▸ **DIRECTIONS**
The entries below need to be written out exactly, with no pictures included.
━━━━━━━━━━━━━━━━
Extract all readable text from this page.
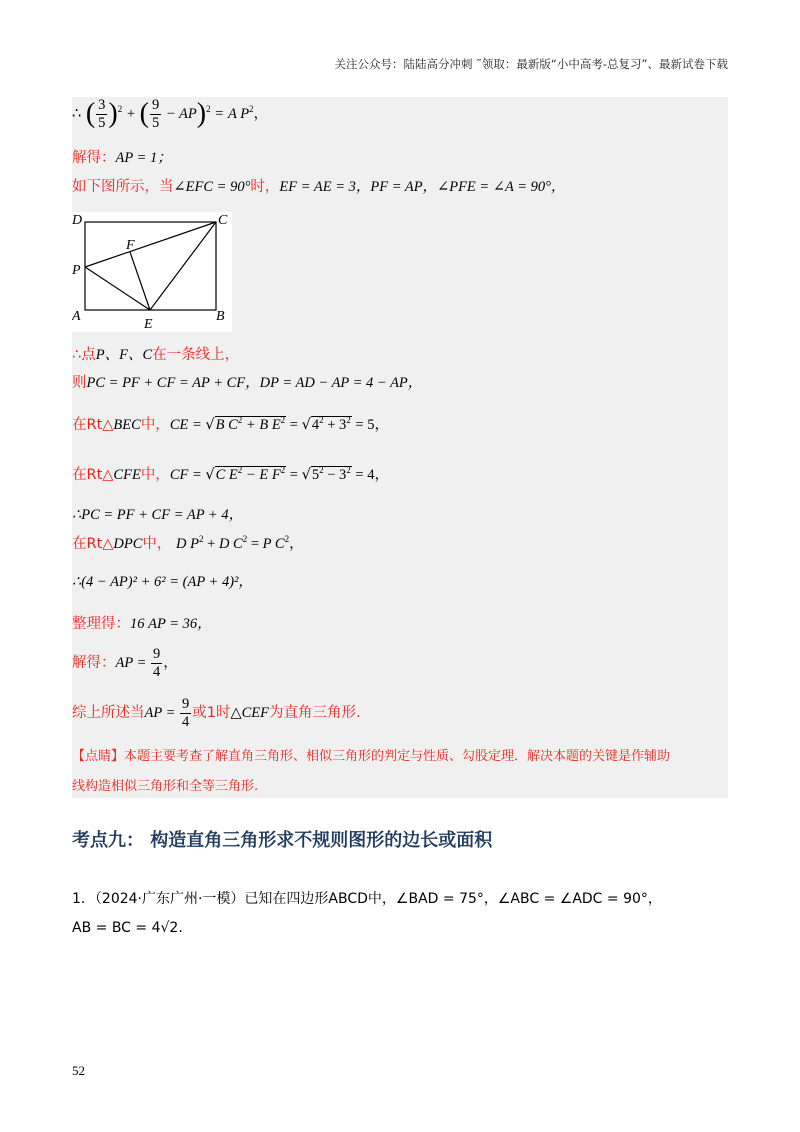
关注公众号：陆陆高分冲刺 ˜领取：最新版“小中高考-总复习”、最新试卷下载
∴ ( $\frac{3}{5} )^2$ + ( $\frac{9}{5} - AP)^2 = A$ $P^2$，
解得：AP = 1；
如下图所示，当∠EFC = 90°时，EF = AE = 3，PF = AP，∠PFE = ∠A = 90°，
D	C
F
P
A
E
B
∴点P、F、C在一条线上，
则PC = PF + CF = AP + CF，DP = AD − AP = 4 − AP，
在Rt△BEC中，CE = √B $C^2 + B$ $E^2 = √4^2 + 3^2 = 5$，
在Rt△CFE中，CF = √C $E^2 - E$ $F^2 = √5^2 - 3^2 = 4$，
∴PC = PF + CF = AP + 4，
在Rt△DPC中， D $P^2 + D$ $C^2 = P$ $C^2$，
∴(4 − AP)² + 6² = (AP + 4)²，
整理得：16 AP = 36，
解得：AP = $\frac{9}{4}$ ，
综上所述当AP = $\frac{9}{4}$ 或1时△CEF为直角三角形.
【点睛】本题主要考查了解直角三角形、相似三角形的判定与性质、勾股定理．解决本题的关键是作辅助
线构造相似三角形和全等三角形.
考点九： 构造直角三角形求不规则图形的边长或面积
1．（2024·广东广州·一模）已知在四边形ABCD中，∠BAD = 75°，∠ABC = ∠ADC = 90°，
AB = BC = 4√2.
52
━━━━━━━━━━━━━━━━
▸ **EXERCISE RESPONSE**
Extract all readable text from this page.
关注公众号：陆陆高分冲刺 ˜领取：最新版“小中高考-总复习”、最新试卷下载
∴ ( $\frac{3}{5} )^2$ + ( $\frac{9}{5} - AP)^2 = A$ $P^2$，
解得：AP = 1；
如下图所示，当∠EFC = 90°时，EF = AE = 3，PF = AP，∠PFE = ∠A = 90°，
D	C
F
P
A
E
B
∴点P、F、C在一条线上，
则PC = PF + CF = AP + CF，DP = AD − AP = 4 − AP，
在Rt△BEC中，CE = √B $C^2 + B$ $E^2 = √4^2 + 3^2 = 5$，
在Rt△CFE中，CF = √C $E^2 - E$ $F^2 = √5^2 - 3^2 = 4$，
∴PC = PF + CF = AP + 4，
在Rt△DPC中， D $P^2 + D$ $C^2 = P$ $C^2$，
∴(4 − AP)² + 6² = (AP + 4)²，
整理得：16 AP = 36，
解得：AP = $\frac{9}{4}$ ，
综上所述当AP = $\frac{9}{4}$ 或1时△CEF为直角三角形.
【点睛】本题主要考查了解直角三角形、相似三角形的判定与性质、勾股定理．解决本题的关键是作辅助
线构造相似三角形和全等三角形.
考点九： 构造直角三角形求不规则图形的边长或面积
1．（2024·广东广州·一模）已知在四边形ABCD中，∠BAD = 75°，∠ABC = ∠ADC = 90°，
AB = BC = 4√2.
52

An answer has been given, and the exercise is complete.